What you return should match every record exactly, with the images removed.

>> BEGIN Records for the task

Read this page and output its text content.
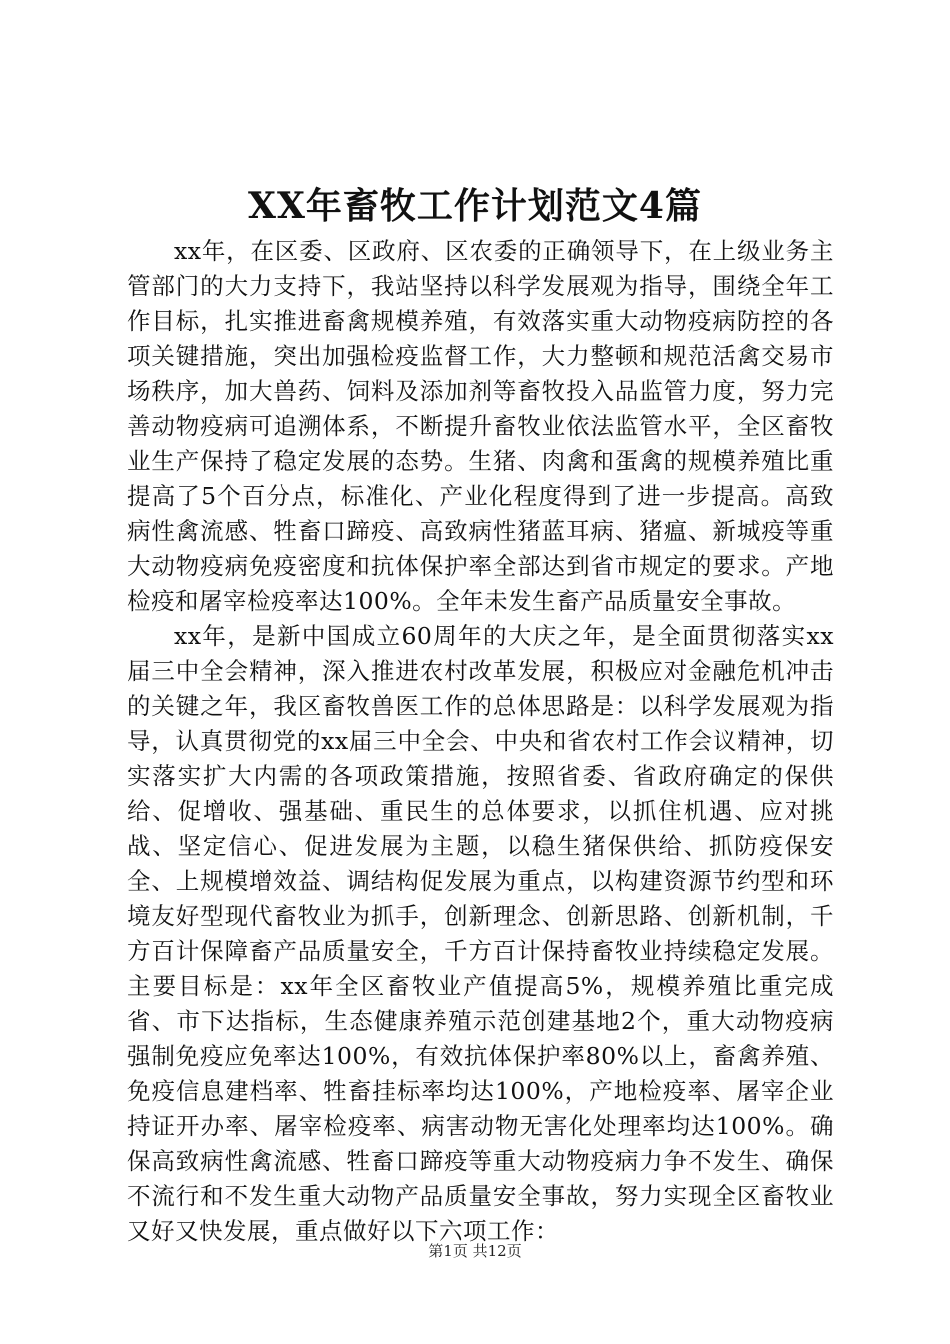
XX年畜牧工作计划范文4篇

xx年，在区委、区政府、区农委的正确领导下，在上级业务主管部门的大力支持下，我站坚持以科学发展观为指导，围绕全年工作目标，扎实推进畜禽规模养殖，有效落实重大动物疫病防控的各项关键措施，突出加强检疫监督工作，大力整顿和规范活禽交易市场秩序，加大兽药、饲料及添加剂等畜牧投入品监管力度，努力完善动物疫病可追溯体系，不断提升畜牧业依法监管水平，全区畜牧业生产保持了稳定发展的态势。生猪、肉禽和蛋禽的规模养殖比重提高了5个百分点，标准化、产业化程度得到了进一步提高。高致病性禽流感、牲畜口蹄疫、高致病性猪蓝耳病、猪瘟、新城疫等重大动物疫病免疫密度和抗体保护率全部达到省市规定的要求。产地检疫和屠宰检疫率达100%。全年未发生畜产品质量安全事故。

xx年，是新中国成立60周年的大庆之年，是全面贯彻落实xx届三中全会精神，深入推进农村改革发展，积极应对金融危机冲击的关键之年，我区畜牧兽医工作的总体思路是：以科学发展观为指导，认真贯彻党的xx届三中全会、中央和省农村工作会议精神，切实落实扩大内需的各项政策措施，按照省委、省政府确定的保供给、促增收、强基础、重民生的总体要求，以抓住机遇、应对挑战、坚定信心、促进发展为主题，以稳生猪保供给、抓防疫保安全、上规模增效益、调结构促发展为重点，以构建资源节约型和环境友好型现代畜牧业为抓手，创新理念、创新思路、创新机制，千方百计保障畜产品质量安全，千方百计保持畜牧业持续稳定发展。主要目标是：xx年全区畜牧业产值提高5%，规模养殖比重完成省、市下达指标，生态健康养殖示范创建基地2个，重大动物疫病强制免疫应免率达100%，有效抗体保护率80%以上，畜禽养殖、免疫信息建档率、牲畜挂标率均达100%，产地检疫率、屠宰企业持证开办率、屠宰检疫率、病害动物无害化处理率均达100%。确保高致病性禽流感、牲畜口蹄疫等重大动物疫病力争不发生、确保不流行和不发生重大动物产品质量安全事故，努力实现全区畜牧业又好又快发展，重点做好以下六项工作：

第1页 共12页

>> END Records for the task

#### Complete response
Read this page and output its text content.
XX年畜牧工作计划范文4篇

xx年，在区委、区政府、区农委的正确领导下，在上级业务主管部门的大力支持下，我站坚持以科学发展观为指导，围绕全年工作目标，扎实推进畜禽规模养殖，有效落实重大动物疫病防控的各项关键措施，突出加强检疫监督工作，大力整顿和规范活禽交易市场秩序，加大兽药、饲料及添加剂等畜牧投入品监管力度，努力完善动物疫病可追溯体系，不断提升畜牧业依法监管水平，全区畜牧业生产保持了稳定发展的态势。生猪、肉禽和蛋禽的规模养殖比重提高了5个百分点，标准化、产业化程度得到了进一步提高。高致病性禽流感、牲畜口蹄疫、高致病性猪蓝耳病、猪瘟、新城疫等重大动物疫病免疫密度和抗体保护率全部达到省市规定的要求。产地检疫和屠宰检疫率达100%。全年未发生畜产品质量安全事故。

xx年，是新中国成立60周年的大庆之年，是全面贯彻落实xx届三中全会精神，深入推进农村改革发展，积极应对金融危机冲击的关键之年，我区畜牧兽医工作的总体思路是：以科学发展观为指导，认真贯彻党的xx届三中全会、中央和省农村工作会议精神，切实落实扩大内需的各项政策措施，按照省委、省政府确定的保供给、促增收、强基础、重民生的总体要求，以抓住机遇、应对挑战、坚定信心、促进发展为主题，以稳生猪保供给、抓防疫保安全、上规模增效益、调结构促发展为重点，以构建资源节约型和环境友好型现代畜牧业为抓手，创新理念、创新思路、创新机制，千方百计保障畜产品质量安全，千方百计保持畜牧业持续稳定发展。主要目标是：xx年全区畜牧业产值提高5%，规模养殖比重完成省、市下达指标，生态健康养殖示范创建基地2个，重大动物疫病强制免疫应免率达100%，有效抗体保护率80%以上，畜禽养殖、免疫信息建档率、牲畜挂标率均达100%，产地检疫率、屠宰企业持证开办率、屠宰检疫率、病害动物无害化处理率均达100%。确保高致病性禽流感、牲畜口蹄疫等重大动物疫病力争不发生、确保不流行和不发生重大动物产品质量安全事故，努力实现全区畜牧业又好又快发展，重点做好以下六项工作：

第1页 共12页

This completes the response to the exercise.